[Excerpts from a figure dataset]
● ● ● ● ●

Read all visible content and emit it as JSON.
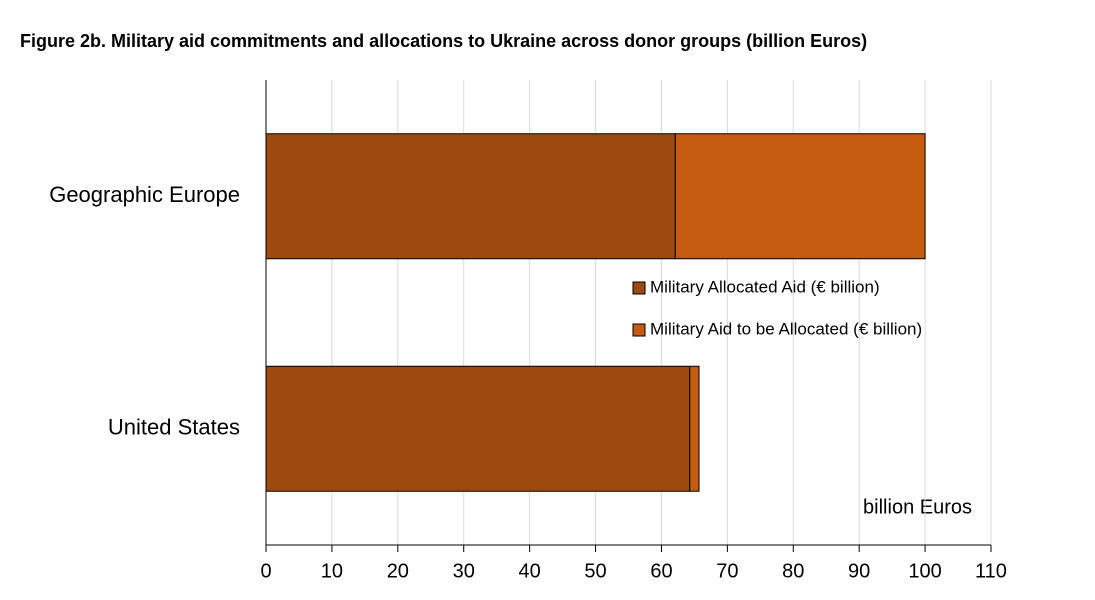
{
  "chart_data": {
    "type": "bar",
    "orientation": "horizontal",
    "stacked": true,
    "title": "Figure 2b. Military aid commitments and allocations to Ukraine across donor groups (billion Euros)",
    "x_label": "billion Euros",
    "categories": [
      "Geographic Europe",
      "United States"
    ],
    "series": [
      {
        "name": "Military Allocated Aid (€ billion)",
        "color": "#9c4a10",
        "values": [
          62.1,
          64.3
        ]
      },
      {
        "name": "Military Aid to be Allocated (€ billion)",
        "color": "#c55a11",
        "values": [
          37.9,
          1.4
        ]
      }
    ],
    "xlim": [
      0,
      110
    ],
    "xticks": [
      0,
      10,
      20,
      30,
      40,
      50,
      60,
      70,
      80,
      90,
      100,
      110
    ],
    "grid": true
  }
}
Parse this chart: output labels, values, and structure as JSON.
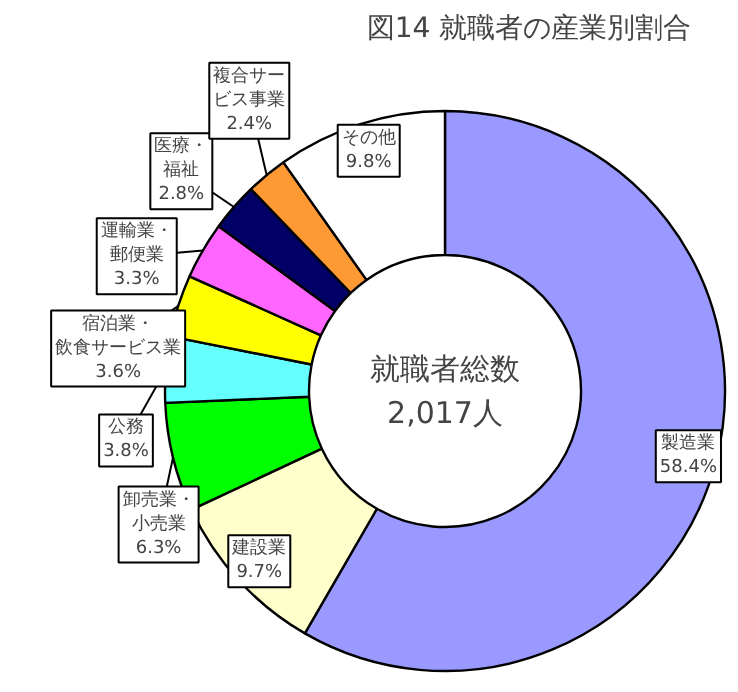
{
  "chart_data": {
    "type": "donut",
    "title": "図14 就職者の産業別割合",
    "categories": [
      "製造業",
      "建設業",
      "卸売業・小売業",
      "公務",
      "宿泊業・飲食サービス業",
      "運輸業・郵便業",
      "医療・福祉",
      "複合サービス事業",
      "その他"
    ],
    "values": [
      58.4,
      9.7,
      6.3,
      3.8,
      3.6,
      3.3,
      2.8,
      2.4,
      9.8
    ],
    "colors": [
      "#9999ff",
      "#ffffcc",
      "#00ff00",
      "#66ffff",
      "#ffff00",
      "#ff66ff",
      "#000066",
      "#ff9933",
      "#ffffff"
    ],
    "value_labels": [
      "58.4%",
      "9.7%",
      "6.3%",
      "3.8%",
      "3.6%",
      "3.3%",
      "2.8%",
      "2.4%",
      "9.8%"
    ],
    "annotations": [
      "就職者総数",
      "2,017人"
    ]
  }
}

● ● ● ● ●

* TASK TO COMPLETE
Without the pictures, print the records in full, exactly as they appear.

* WRITTEN RESPONSE
Read all visible content and emit it as JSON.
{
  "chart_data": {
    "type": "bar",
    "orientation": "horizontal",
    "stacked": true,
    "title": "Figure 2b. Military aid commitments and allocations to Ukraine across donor groups (billion Euros)",
    "x_label": "billion Euros",
    "categories": [
      "Geographic Europe",
      "United States"
    ],
    "series": [
      {
        "name": "Military Allocated Aid (€ billion)",
        "color": "#9c4a10",
        "values": [
          62.1,
          64.3
        ]
      },
      {
        "name": "Military Aid to be Allocated (€ billion)",
        "color": "#c55a11",
        "values": [
          37.9,
          1.4
        ]
      }
    ],
    "xlim": [
      0,
      110
    ],
    "xticks": [
      0,
      10,
      20,
      30,
      40,
      50,
      60,
      70,
      80,
      90,
      100,
      110
    ],
    "grid": true
  }
}
Parse this chart: output labels, values, and structure as JSON.
{
  "chart_data": {
    "type": "donut",
    "title": "図14 就職者の産業別割合",
    "categories": [
      "製造業",
      "建設業",
      "卸売業・小売業",
      "公務",
      "宿泊業・飲食サービス業",
      "運輸業・郵便業",
      "医療・福祉",
      "複合サービス事業",
      "その他"
    ],
    "values": [
      58.4,
      9.7,
      6.3,
      3.8,
      3.6,
      3.3,
      2.8,
      2.4,
      9.8
    ],
    "colors": [
      "#9999ff",
      "#ffffcc",
      "#00ff00",
      "#66ffff",
      "#ffff00",
      "#ff66ff",
      "#000066",
      "#ff9933",
      "#ffffff"
    ],
    "value_labels": [
      "58.4%",
      "9.7%",
      "6.3%",
      "3.8%",
      "3.6%",
      "3.3%",
      "2.8%",
      "2.4%",
      "9.8%"
    ],
    "annotations": [
      "就職者総数",
      "2,017人"
    ]
  }
}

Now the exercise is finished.